# Start of Listed entries

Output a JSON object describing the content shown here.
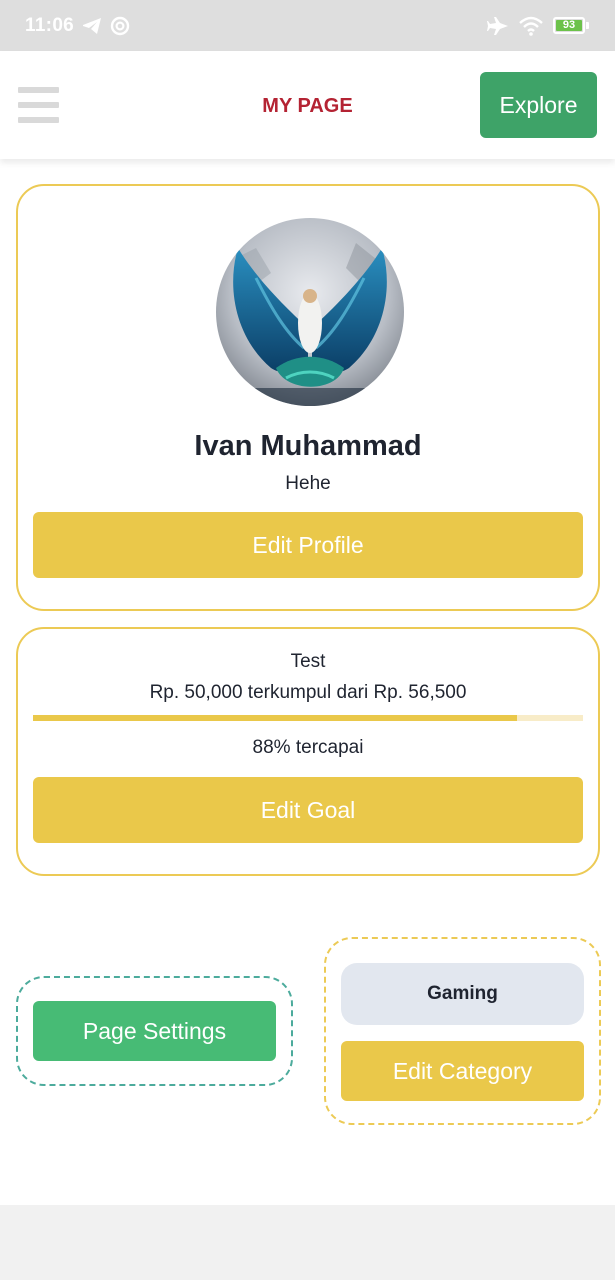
{
  "status_bar": {
    "time": "11:06",
    "battery": "93",
    "left_icons": [
      "telegram-icon",
      "at-sign-icon"
    ],
    "right_icons": [
      "airplane-icon",
      "wifi-icon",
      "battery-icon"
    ]
  },
  "header": {
    "title": "MY PAGE",
    "explore_label": "Explore",
    "menu_icon": "hamburger-menu-icon"
  },
  "profile": {
    "name": "Ivan Muhammad",
    "bio": "Hehe",
    "edit_label": "Edit Profile"
  },
  "goal": {
    "title": "Test",
    "amount_text": "Rp. 50,000 terkumpul dari Rp. 56,500",
    "progress_percent": 88,
    "percent_text": "88% tercapai",
    "edit_label": "Edit Goal"
  },
  "settings": {
    "page_settings_label": "Page Settings"
  },
  "category": {
    "value": "Gaming",
    "edit_label": "Edit Category"
  },
  "colors": {
    "title_red": "#b42333",
    "explore_green": "#3ea368",
    "settings_green": "#47bb75",
    "accent_yellow": "#eac84a",
    "card_border": "#ecca55",
    "dashed_teal": "#4cab9c"
  }
}
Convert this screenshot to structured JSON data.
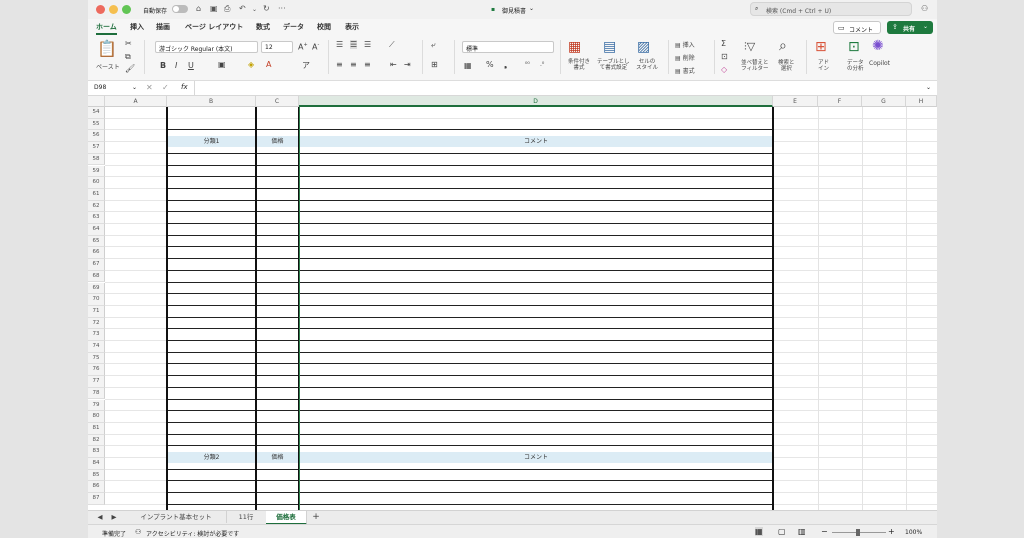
{
  "titlebar": {
    "autosave": "自動保存",
    "filename": "御見積書",
    "search_placeholder": "検索 (Cmd + Ctrl + U)"
  },
  "menu": {
    "items": [
      "ホーム",
      "挿入",
      "描画",
      "ページ レイアウト",
      "数式",
      "データ",
      "校閲",
      "表示"
    ],
    "comment": "コメント",
    "share": "共有"
  },
  "ribbon": {
    "paste": "ペースト",
    "font_name": "游ゴシック Regular (本文)",
    "font_size": "12",
    "number_format": "標準",
    "cond_format": [
      "条件付き",
      "書式"
    ],
    "table_format": [
      "テーブルとし",
      "て書式設定"
    ],
    "cell_style": [
      "セルの",
      "スタイル"
    ],
    "insert": "挿入",
    "delete": "削除",
    "format": "書式",
    "sort_filter": [
      "並べ替えと",
      "フィルター"
    ],
    "find_select": [
      "検索と",
      "選択"
    ],
    "addin": [
      "アド",
      "イン"
    ],
    "data_analysis": [
      "データ",
      "の分析"
    ],
    "copilot": "Copilot"
  },
  "formula_bar": {
    "cell_ref": "D98",
    "fx": "fx",
    "value": ""
  },
  "grid": {
    "columns": [
      "A",
      "B",
      "C",
      "D",
      "E",
      "F",
      "G",
      "H"
    ],
    "selected_column": "D",
    "rows": [
      "54",
      "55",
      "56",
      "57",
      "58",
      "59",
      "60",
      "61",
      "62",
      "63",
      "64",
      "65",
      "66",
      "67",
      "68",
      "69",
      "70",
      "71",
      "72",
      "73",
      "74",
      "75",
      "76",
      "77",
      "78",
      "79",
      "80",
      "81",
      "82",
      "83",
      "84",
      "85",
      "86",
      "87"
    ],
    "header_rows": [
      {
        "row": "56",
        "b": "分類1",
        "c": "価格",
        "d": "コメント"
      },
      {
        "row": "83",
        "b": "分類2",
        "c": "価格",
        "d": "コメント"
      }
    ],
    "colors": {
      "header_band": "#dcecf5",
      "accent": "#1e6e3c"
    }
  },
  "sheets": {
    "tabs": [
      "インプラント基本セット",
      "11行",
      "価格表"
    ],
    "active": "価格表",
    "add": "+"
  },
  "status": {
    "ready": "準備完了",
    "accessibility": "アクセシビリティ: 検討が必要です",
    "zoom": "100%"
  }
}
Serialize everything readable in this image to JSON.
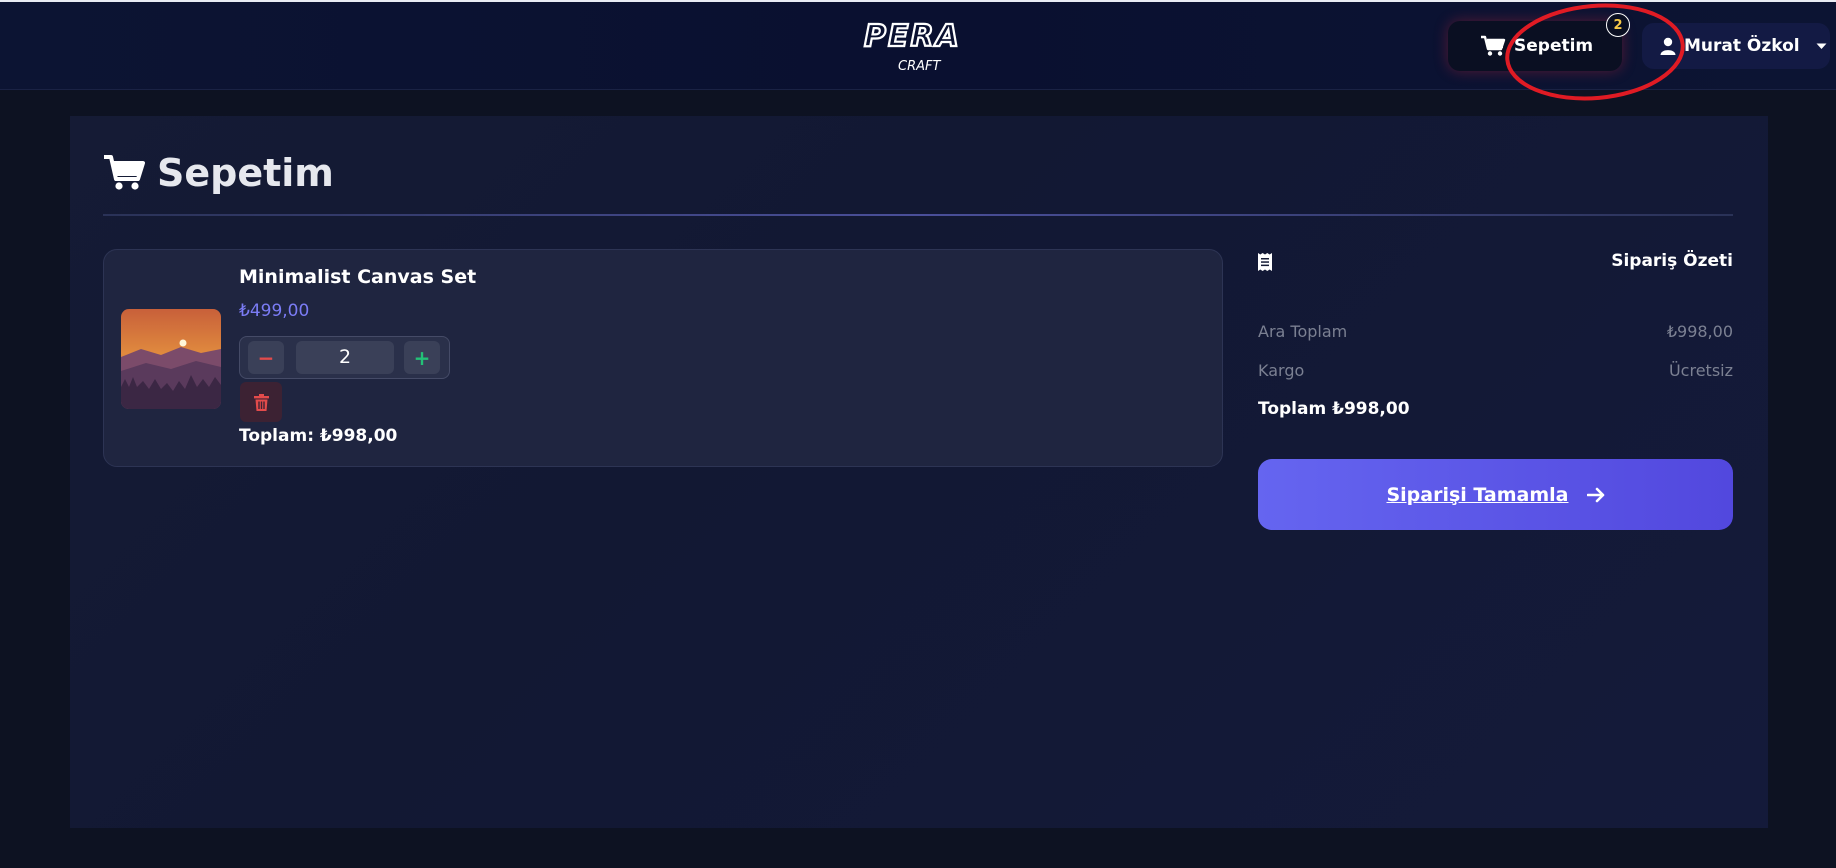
{
  "header": {
    "logo": {
      "primary": "PERA",
      "secondary": "CRAFT"
    },
    "cart": {
      "label": "Sepetim",
      "count": "2",
      "icon": "cart-icon"
    },
    "user": {
      "name": "Murat Özkol",
      "icon": "user-icon"
    }
  },
  "page": {
    "title": "Sepetim",
    "icon": "cart-icon"
  },
  "cart_items": [
    {
      "name": "Minimalist Canvas Set",
      "unit_price": "₺499,00",
      "quantity": "2",
      "total": "Toplam: ₺998,00"
    }
  ],
  "summary": {
    "title": "Sipariş Özeti",
    "subtotal_label": "Ara Toplam",
    "subtotal_value": "₺998,00",
    "shipping_label": "Kargo",
    "shipping_value": "Ücretsiz",
    "total": "Toplam ₺998,00",
    "checkout_label": "Siparişi Tamamla"
  },
  "colors": {
    "background": "#0d1222",
    "accent": "#6565f0",
    "price": "#7b7cf5",
    "badge_text": "#f7c948",
    "annotation": "#e01b24"
  }
}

# End of Listed entries

_Description of the task_
Give back the entries verbatim. Do not include any picture.

_Answer for this exercise_
Output a JSON object describing the content shown here.
{
  "status_bar": {
    "time": "11:06",
    "battery": "93",
    "left_icons": [
      "telegram-icon",
      "at-sign-icon"
    ],
    "right_icons": [
      "airplane-icon",
      "wifi-icon",
      "battery-icon"
    ]
  },
  "header": {
    "title": "MY PAGE",
    "explore_label": "Explore",
    "menu_icon": "hamburger-menu-icon"
  },
  "profile": {
    "name": "Ivan Muhammad",
    "bio": "Hehe",
    "edit_label": "Edit Profile"
  },
  "goal": {
    "title": "Test",
    "amount_text": "Rp. 50,000 terkumpul dari Rp. 56,500",
    "progress_percent": 88,
    "percent_text": "88% tercapai",
    "edit_label": "Edit Goal"
  },
  "settings": {
    "page_settings_label": "Page Settings"
  },
  "category": {
    "value": "Gaming",
    "edit_label": "Edit Category"
  },
  "colors": {
    "title_red": "#b42333",
    "explore_green": "#3ea368",
    "settings_green": "#47bb75",
    "accent_yellow": "#eac84a",
    "card_border": "#ecca55",
    "dashed_teal": "#4cab9c"
  }
}
Convert this screenshot to structured JSON data.
{
  "titlebar": {
    "autosave": "自動保存",
    "filename": "御見積書",
    "search_placeholder": "検索 (Cmd + Ctrl + U)"
  },
  "menu": {
    "items": [
      "ホーム",
      "挿入",
      "描画",
      "ページ レイアウト",
      "数式",
      "データ",
      "校閲",
      "表示"
    ],
    "comment": "コメント",
    "share": "共有"
  },
  "ribbon": {
    "paste": "ペースト",
    "font_name": "游ゴシック Regular (本文)",
    "font_size": "12",
    "number_format": "標準",
    "cond_format": [
      "条件付き",
      "書式"
    ],
    "table_format": [
      "テーブルとし",
      "て書式設定"
    ],
    "cell_style": [
      "セルの",
      "スタイル"
    ],
    "insert": "挿入",
    "delete": "削除",
    "format": "書式",
    "sort_filter": [
      "並べ替えと",
      "フィルター"
    ],
    "find_select": [
      "検索と",
      "選択"
    ],
    "addin": [
      "アド",
      "イン"
    ],
    "data_analysis": [
      "データ",
      "の分析"
    ],
    "copilot": "Copilot"
  },
  "formula_bar": {
    "cell_ref": "D98",
    "fx": "fx",
    "value": ""
  },
  "grid": {
    "columns": [
      "A",
      "B",
      "C",
      "D",
      "E",
      "F",
      "G",
      "H"
    ],
    "selected_column": "D",
    "rows": [
      "54",
      "55",
      "56",
      "57",
      "58",
      "59",
      "60",
      "61",
      "62",
      "63",
      "64",
      "65",
      "66",
      "67",
      "68",
      "69",
      "70",
      "71",
      "72",
      "73",
      "74",
      "75",
      "76",
      "77",
      "78",
      "79",
      "80",
      "81",
      "82",
      "83",
      "84",
      "85",
      "86",
      "87"
    ],
    "header_rows": [
      {
        "row": "56",
        "b": "分類1",
        "c": "価格",
        "d": "コメント"
      },
      {
        "row": "83",
        "b": "分類2",
        "c": "価格",
        "d": "コメント"
      }
    ],
    "colors": {
      "header_band": "#dcecf5",
      "accent": "#1e6e3c"
    }
  },
  "sheets": {
    "tabs": [
      "インプラント基本セット",
      "11行",
      "価格表"
    ],
    "active": "価格表",
    "add": "+"
  },
  "status": {
    "ready": "準備完了",
    "accessibility": "アクセシビリティ: 検討が必要です",
    "zoom": "100%"
  }
}
Serialize everything readable in this image to JSON.
{
  "header": {
    "logo": {
      "primary": "PERA",
      "secondary": "CRAFT"
    },
    "cart": {
      "label": "Sepetim",
      "count": "2",
      "icon": "cart-icon"
    },
    "user": {
      "name": "Murat Özkol",
      "icon": "user-icon"
    }
  },
  "page": {
    "title": "Sepetim",
    "icon": "cart-icon"
  },
  "cart_items": [
    {
      "name": "Minimalist Canvas Set",
      "unit_price": "₺499,00",
      "quantity": "2",
      "total": "Toplam: ₺998,00"
    }
  ],
  "summary": {
    "title": "Sipariş Özeti",
    "subtotal_label": "Ara Toplam",
    "subtotal_value": "₺998,00",
    "shipping_label": "Kargo",
    "shipping_value": "Ücretsiz",
    "total": "Toplam ₺998,00",
    "checkout_label": "Siparişi Tamamla"
  },
  "colors": {
    "background": "#0d1222",
    "accent": "#6565f0",
    "price": "#7b7cf5",
    "badge_text": "#f7c948",
    "annotation": "#e01b24"
  }
}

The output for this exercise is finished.